#### Data entries
-*-*-

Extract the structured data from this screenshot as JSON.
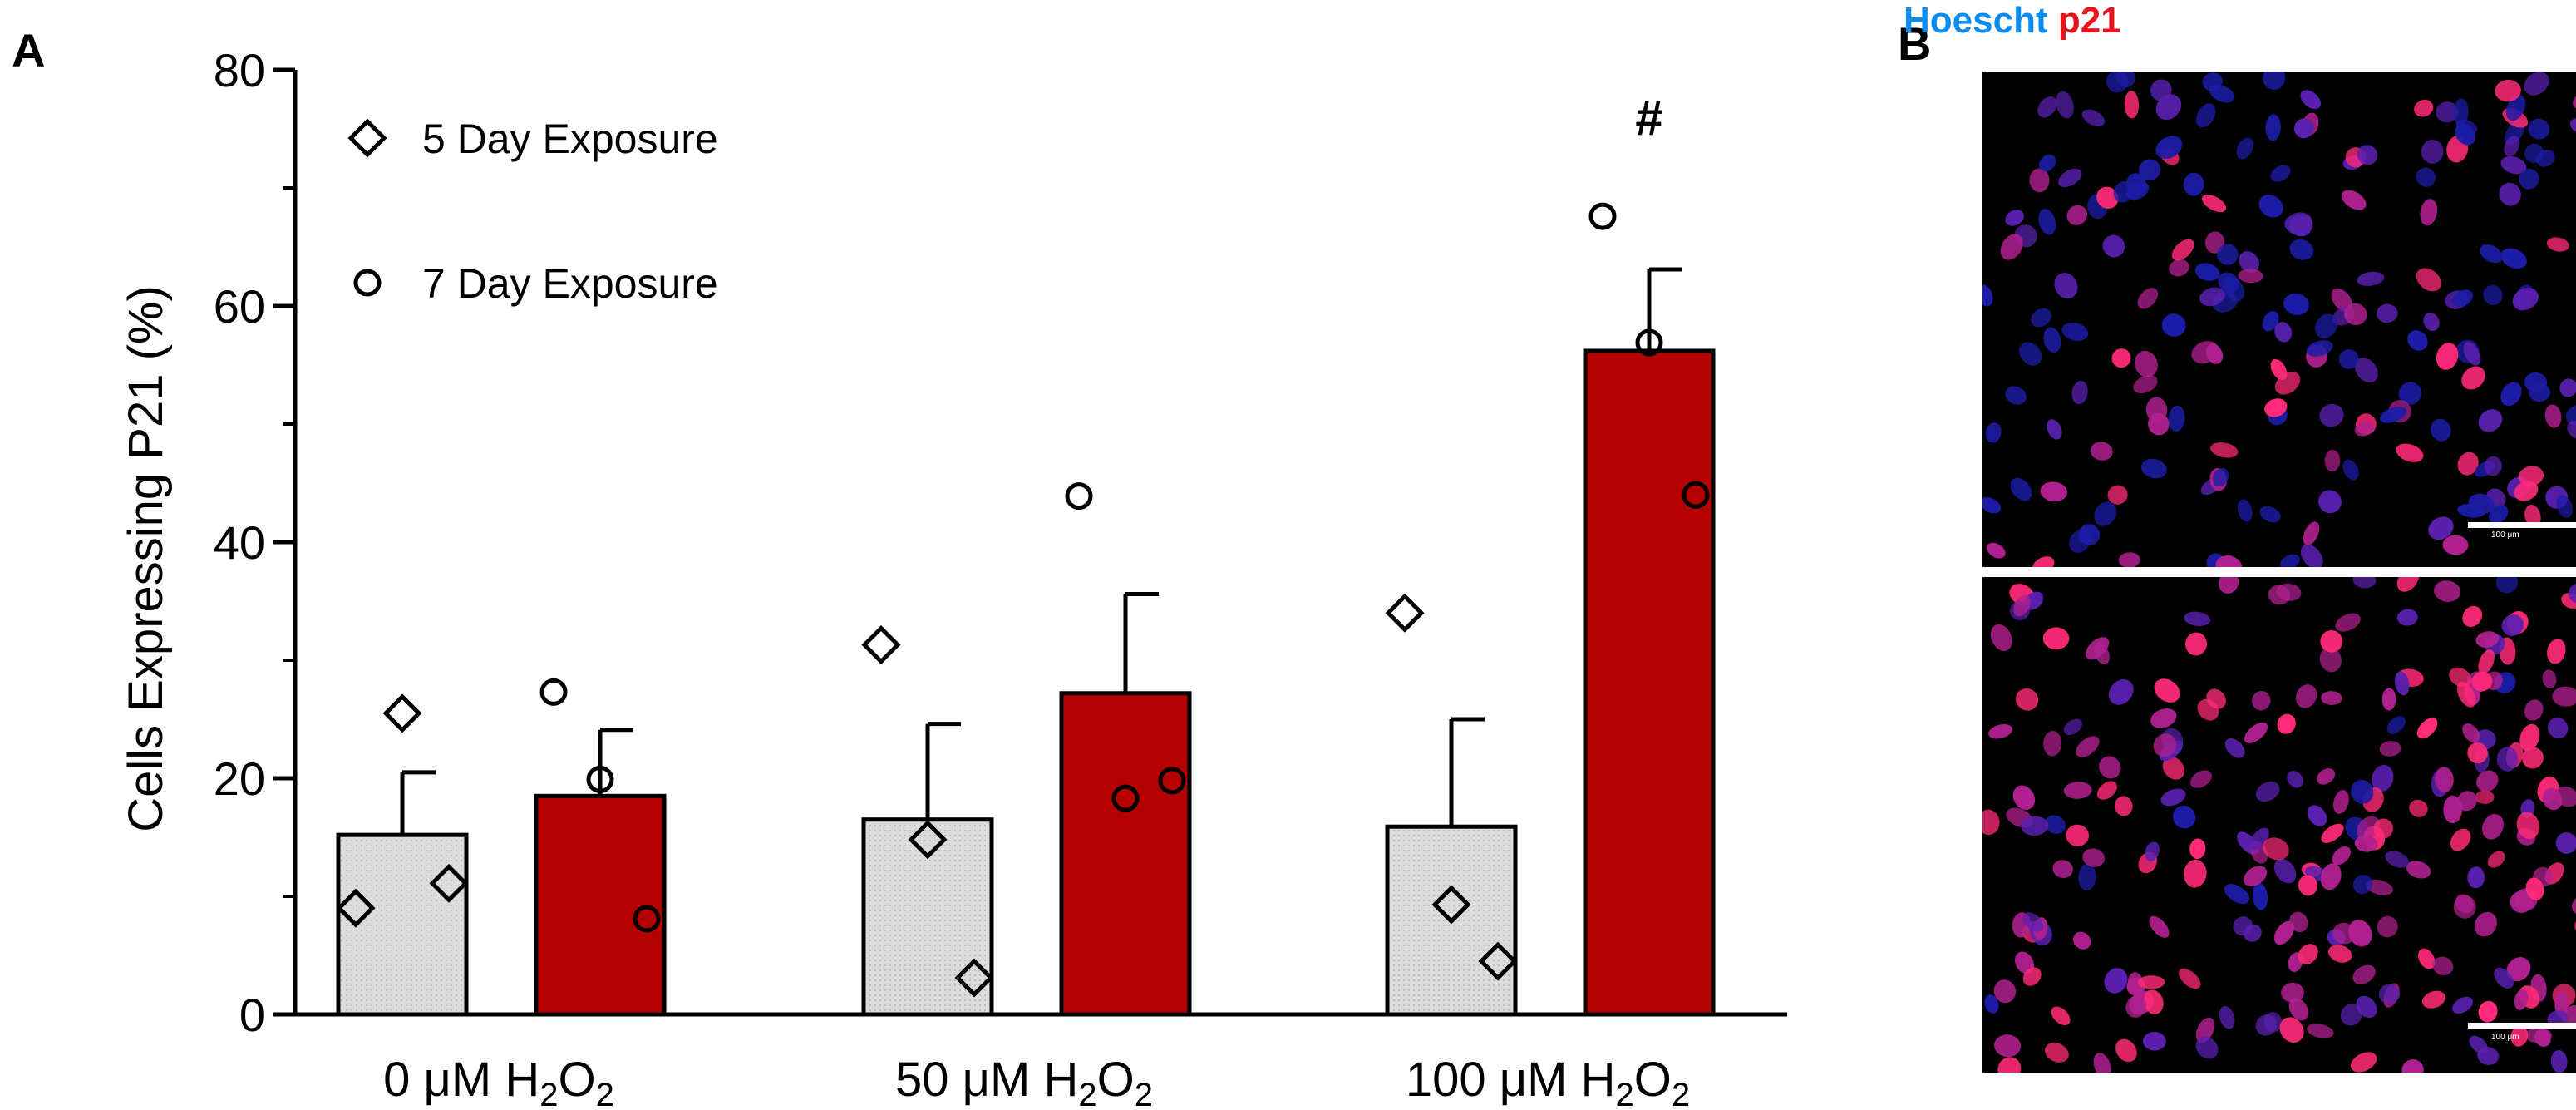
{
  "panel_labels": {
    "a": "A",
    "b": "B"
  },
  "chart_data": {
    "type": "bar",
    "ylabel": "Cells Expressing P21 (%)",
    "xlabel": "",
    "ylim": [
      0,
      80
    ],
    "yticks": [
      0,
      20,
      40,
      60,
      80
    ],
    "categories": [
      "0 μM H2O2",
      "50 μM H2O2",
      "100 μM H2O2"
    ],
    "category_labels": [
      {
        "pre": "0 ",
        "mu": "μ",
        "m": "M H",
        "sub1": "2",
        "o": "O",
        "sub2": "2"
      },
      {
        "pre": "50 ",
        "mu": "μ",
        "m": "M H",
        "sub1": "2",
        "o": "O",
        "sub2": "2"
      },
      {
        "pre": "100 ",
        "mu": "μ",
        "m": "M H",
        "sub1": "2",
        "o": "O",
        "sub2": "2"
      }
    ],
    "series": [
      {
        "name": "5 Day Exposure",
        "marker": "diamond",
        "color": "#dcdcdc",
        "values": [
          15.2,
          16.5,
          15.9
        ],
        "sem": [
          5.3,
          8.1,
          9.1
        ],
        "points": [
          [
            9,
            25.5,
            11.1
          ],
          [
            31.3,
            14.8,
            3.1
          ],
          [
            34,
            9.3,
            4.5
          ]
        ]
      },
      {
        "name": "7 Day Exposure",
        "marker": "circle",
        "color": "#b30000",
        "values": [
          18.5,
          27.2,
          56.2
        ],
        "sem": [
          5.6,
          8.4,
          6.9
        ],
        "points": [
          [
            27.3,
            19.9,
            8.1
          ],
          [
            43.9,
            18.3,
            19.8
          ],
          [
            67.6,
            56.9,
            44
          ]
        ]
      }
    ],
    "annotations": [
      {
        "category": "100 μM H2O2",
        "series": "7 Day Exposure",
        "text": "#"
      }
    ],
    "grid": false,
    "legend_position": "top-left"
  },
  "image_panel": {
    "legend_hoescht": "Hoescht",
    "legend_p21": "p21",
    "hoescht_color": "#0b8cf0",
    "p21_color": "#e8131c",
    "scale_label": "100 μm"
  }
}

-*-*-

Transcribe the material as is, with images omitted.

#### Completed task
Extract the structured data from this screenshot as JSON.
{
  "panel_labels": {
    "a": "A",
    "b": "B"
  },
  "chart_data": {
    "type": "bar",
    "ylabel": "Cells Expressing P21 (%)",
    "xlabel": "",
    "ylim": [
      0,
      80
    ],
    "yticks": [
      0,
      20,
      40,
      60,
      80
    ],
    "categories": [
      "0 μM H2O2",
      "50 μM H2O2",
      "100 μM H2O2"
    ],
    "category_labels": [
      {
        "pre": "0 ",
        "mu": "μ",
        "m": "M H",
        "sub1": "2",
        "o": "O",
        "sub2": "2"
      },
      {
        "pre": "50 ",
        "mu": "μ",
        "m": "M H",
        "sub1": "2",
        "o": "O",
        "sub2": "2"
      },
      {
        "pre": "100 ",
        "mu": "μ",
        "m": "M H",
        "sub1": "2",
        "o": "O",
        "sub2": "2"
      }
    ],
    "series": [
      {
        "name": "5 Day Exposure",
        "marker": "diamond",
        "color": "#dcdcdc",
        "values": [
          15.2,
          16.5,
          15.9
        ],
        "sem": [
          5.3,
          8.1,
          9.1
        ],
        "points": [
          [
            9,
            25.5,
            11.1
          ],
          [
            31.3,
            14.8,
            3.1
          ],
          [
            34,
            9.3,
            4.5
          ]
        ]
      },
      {
        "name": "7 Day Exposure",
        "marker": "circle",
        "color": "#b30000",
        "values": [
          18.5,
          27.2,
          56.2
        ],
        "sem": [
          5.6,
          8.4,
          6.9
        ],
        "points": [
          [
            27.3,
            19.9,
            8.1
          ],
          [
            43.9,
            18.3,
            19.8
          ],
          [
            67.6,
            56.9,
            44
          ]
        ]
      }
    ],
    "annotations": [
      {
        "category": "100 μM H2O2",
        "series": "7 Day Exposure",
        "text": "#"
      }
    ],
    "grid": false,
    "legend_position": "top-left"
  },
  "image_panel": {
    "legend_hoescht": "Hoescht",
    "legend_p21": "p21",
    "hoescht_color": "#0b8cf0",
    "p21_color": "#e8131c",
    "scale_label": "100 μm"
  }
}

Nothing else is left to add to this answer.